━━━━━ Records shown ━━━━━

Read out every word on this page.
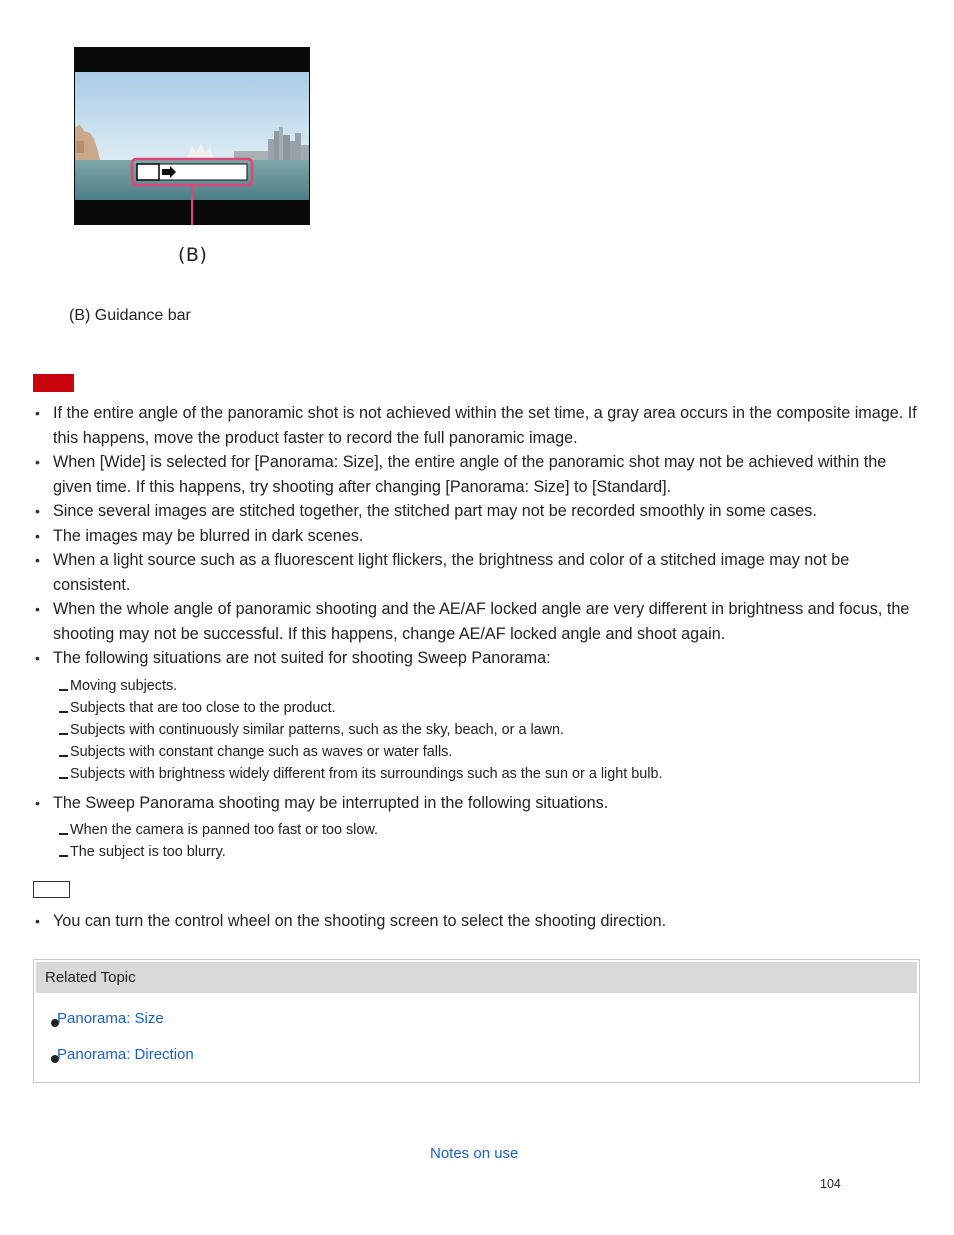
(B)
(B) Guidance bar
• If the entire angle of the panoramic shot is not achieved within the set time, a gray area occurs in the composite image. If this happens, move the product faster to record the full panoramic image.
• When [Wide] is selected for [Panorama: Size], the entire angle of the panoramic shot may not be achieved within the given time. If this happens, try shooting after changing [Panorama: Size] to [Standard].
• Since several images are stitched together, the stitched part may not be recorded smoothly in some cases.
• The images may be blurred in dark scenes.
• When a light source such as a fluorescent light flickers, the brightness and color of a stitched image may not be consistent.
• When the whole angle of panoramic shooting and the AE/AF locked angle are very different in brightness and focus, the shooting may not be successful. If this happens, change AE/AF locked angle and shoot again.
• The following situations are not suited for shooting Sweep Panorama:
Moving subjects.
Subjects that are too close to the product.
Subjects with continuously similar patterns, such as the sky, beach, or a lawn.
Subjects with constant change such as waves or water falls.
Subjects with brightness widely different from its surroundings such as the sun or a light bulb.
• The Sweep Panorama shooting may be interrupted in the following situations.
When the camera is panned too fast or too slow.
The subject is too blurry.
• You can turn the control wheel on the shooting screen to select the shooting direction.
Related Topic
Panorama: Size
Panorama: Direction
Notes on use
104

━━━━━

### Aim of the task
All records above are to be printed exactly, minus the pictures they contain.

### Expected output
Read out every word on this page.
(B)
(B) Guidance bar
• If the entire angle of the panoramic shot is not achieved within the set time, a gray area occurs in the composite image. If this happens, move the product faster to record the full panoramic image.
• When [Wide] is selected for [Panorama: Size], the entire angle of the panoramic shot may not be achieved within the given time. If this happens, try shooting after changing [Panorama: Size] to [Standard].
• Since several images are stitched together, the stitched part may not be recorded smoothly in some cases.
• The images may be blurred in dark scenes.
• When a light source such as a fluorescent light flickers, the brightness and color of a stitched image may not be consistent.
• When the whole angle of panoramic shooting and the AE/AF locked angle are very different in brightness and focus, the shooting may not be successful. If this happens, change AE/AF locked angle and shoot again.
• The following situations are not suited for shooting Sweep Panorama:
Moving subjects.
Subjects that are too close to the product.
Subjects with continuously similar patterns, such as the sky, beach, or a lawn.
Subjects with constant change such as waves or water falls.
Subjects with brightness widely different from its surroundings such as the sun or a light bulb.
• The Sweep Panorama shooting may be interrupted in the following situations.
When the camera is panned too fast or too slow.
The subject is too blurry.
• You can turn the control wheel on the shooting screen to select the shooting direction.
Related Topic
Panorama: Size
Panorama: Direction
Notes on use
104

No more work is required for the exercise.